Autoscaling Sagemaker

  • The production variants of your model need to be autoscaled to handle fluctuation in traffic
  • Perform load testing to find the peak SageMakerVariantInvocationsPerInstance that your model’s production variant can handle
  • The recommended SAFETY_FACTOR is 0.5 to start with, as per AWS
  • Refer here for a detailed AWS blog on fine tuning sagemaker.

If RPS is used:

$$ \begin{aligned} SageMakerVariantInvocationsPerInstance = MAXRPS * SAFETYFACTOR * 60 \end{aligned} $$

If RPM is used:

$$ \begin{aligned} SageMakerVariantInvocationsPerInstance = MAXRPM * SAFETYFACTOR \end{aligned} $$

  • Where MAX_RPS is the maximum RPS that you determined from load test, and SAFETY_FACTOR is the safety factor that you chose to ensure that your clients don’t exceed the maximum RPS. Same holds for MAX_RPM

Sudo Exam Tip: SageMakerVariantInvocationsPerInstance is the average number of times per minute that each instance for a variant is invoked. The Gist! - Final configuration provided to Sagemaker for SageMakerVariantInvocationsPerInstance should be in terms of RPM

Exercise Question: When load testing results are in RPS

A Machine Learning Specialist wants to determine the appropriate SageMaker Variant Invocations Per Instance setting for an endpoint automatic scaling configuration. The Specialist has performed a load test on a single instance and determined that peak requests per second (RPS) without service degradation is about 20 RPS. As this is the first deployment, the Specialist intends to set the invocation safety factor to 0.5 Based on the stated parameters and given that the invocations per instance setting is measured on a per-minute basis, what should the Specialist set as the SageMakerVariantInvocationsPerInstance setting?

----------

• What this task involves: Copy out the SageMaker autoscaling notes above in full, word for word. The material that comes next is separate from the SageMaker autoscaling notes.

• Collected material:
----------

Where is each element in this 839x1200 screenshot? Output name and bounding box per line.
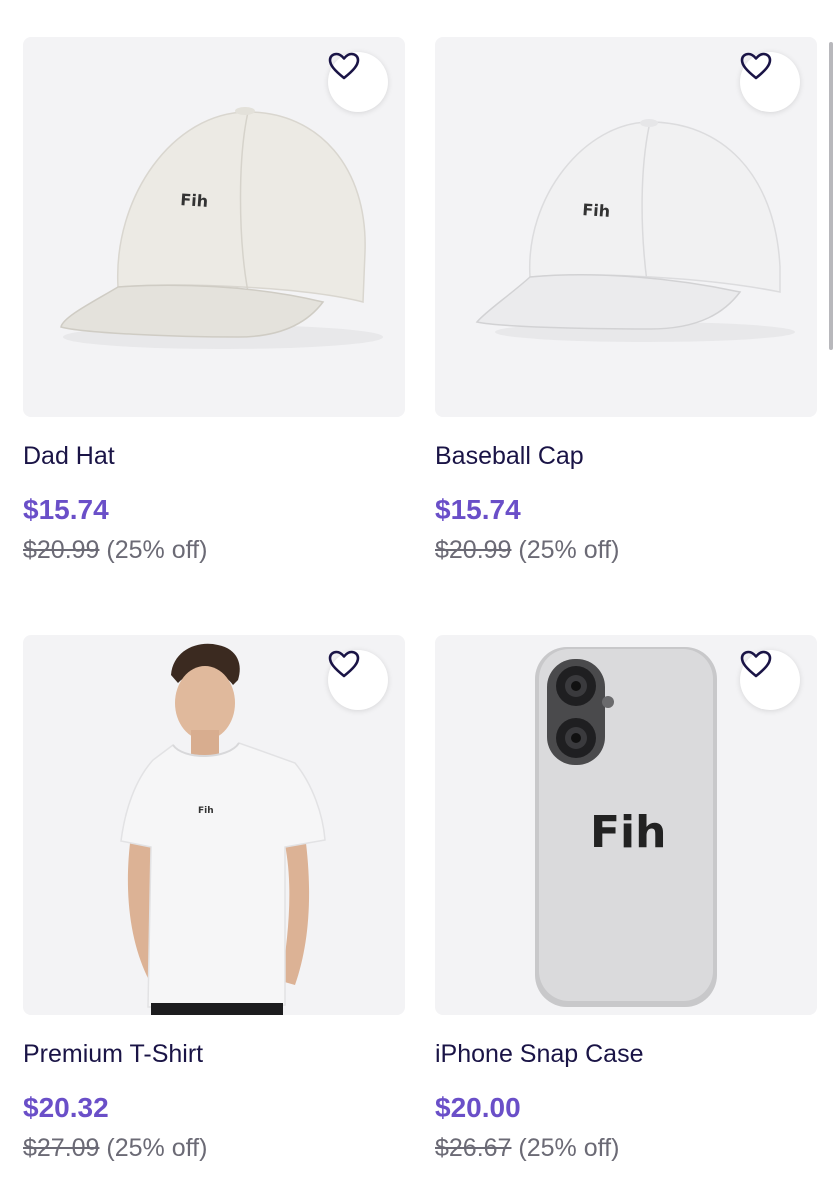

----------

• Exercise solution:
Autoscaling Sagemaker

  • The production variants of your model need to be autoscaled to handle fluctuation in traffic
  • Perform load testing to find the peak SageMakerVariantInvocationsPerInstance that your model’s production variant can handle
  • The recommended SAFETY_FACTOR is 0.5 to start with, as per AWS
  • Refer here for a detailed AWS blog on fine tuning sagemaker.

If RPS is used:

$$ \begin{aligned} SageMakerVariantInvocationsPerInstance = MAXRPS * SAFETYFACTOR * 60 \end{aligned} $$

If RPM is used:

$$ \begin{aligned} SageMakerVariantInvocationsPerInstance = MAXRPM * SAFETYFACTOR \end{aligned} $$

  • Where MAX_RPS is the maximum RPS that you determined from load test, and SAFETY_FACTOR is the safety factor that you chose to ensure that your clients don’t exceed the maximum RPS. Same holds for MAX_RPM

Sudo Exam Tip: SageMakerVariantInvocationsPerInstance is the average number of times per minute that each instance for a variant is invoked. The Gist! - Final configuration provided to Sagemaker for SageMakerVariantInvocationsPerInstance should be in terms of RPM

Exercise Question: When load testing results are in RPS

A Machine Learning Specialist wants to determine the appropriate SageMaker Variant Invocations Per Instance setting for an endpoint automatic scaling configuration. The Specialist has performed a load test on a single instance and determined that peak requests per second (RPS) without service degradation is about 20 RPS. As this is the first deployment, the Specialist intends to set the invocation safety factor to 0.5 Based on the stated parameters and given that the invocations per instance setting is measured on a per-minute basis, what should the Specialist set as the SageMakerVariantInvocationsPerInstance setting?